What needs to be done:
Go through the records and extract every line with the word "subtitle".

Data for processing:
____________________
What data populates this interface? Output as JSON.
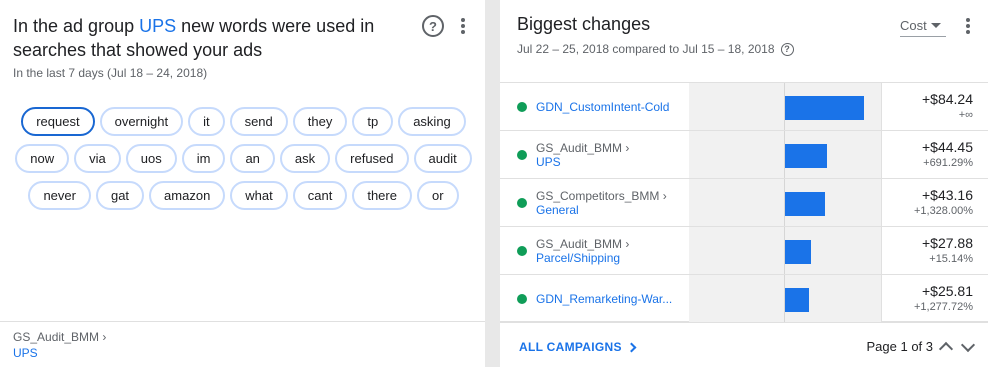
{
  "left": {
    "title_prefix": "In the ad group ",
    "title_keyword": "UPS",
    "title_suffix": " new words were used in searches that showed your ads",
    "subtitle": "In the last 7 days (Jul 18 – 24, 2018)",
    "chips": [
      [
        "request",
        "overnight",
        "it",
        "send",
        "they",
        "tp",
        "asking"
      ],
      [
        "now",
        "via",
        "uos",
        "im",
        "an",
        "ask",
        "refused",
        "audit"
      ],
      [
        "never",
        "gat",
        "amazon",
        "what",
        "cant",
        "there",
        "or"
      ]
    ],
    "footer_parent": "GS_Audit_BMM ›",
    "footer_child": "UPS"
  },
  "right": {
    "title": "Biggest changes",
    "subtitle": "Jul 22 – 25, 2018 compared to Jul 15 – 18, 2018",
    "metric": "Cost",
    "rows": [
      {
        "parent": "",
        "name": "GDN_CustomIntent-Cold",
        "value": "+$84.24",
        "change": "+∞",
        "amount": 84.24
      },
      {
        "parent": "GS_Audit_BMM ›",
        "name": "UPS",
        "value": "+$44.45",
        "change": "+691.29%",
        "amount": 44.45
      },
      {
        "parent": "GS_Competitors_BMM ›",
        "name": "General",
        "value": "+$43.16",
        "change": "+1,328.00%",
        "amount": 43.16
      },
      {
        "parent": "GS_Audit_BMM ›",
        "name": "Parcel/Shipping",
        "value": "+$27.88",
        "change": "+15.14%",
        "amount": 27.88
      },
      {
        "parent": "",
        "name": "GDN_Remarketing-War...",
        "value": "+$25.81",
        "change": "+1,277.72%",
        "amount": 25.81
      }
    ],
    "all_link": "ALL CAMPAIGNS",
    "pager": "Page 1 of 3"
  },
  "colors": {
    "accent": "#1a73e8",
    "status_dot": "#0f9d58",
    "chip_border": "#c6dafc"
  }
}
____________________
Full answer:
    "subtitle": "In the last 7 days (Jul 18 – 24, 2018)",
    "subtitle": "Jul 22 – 25, 2018 compared to Jul 15 – 18, 2018",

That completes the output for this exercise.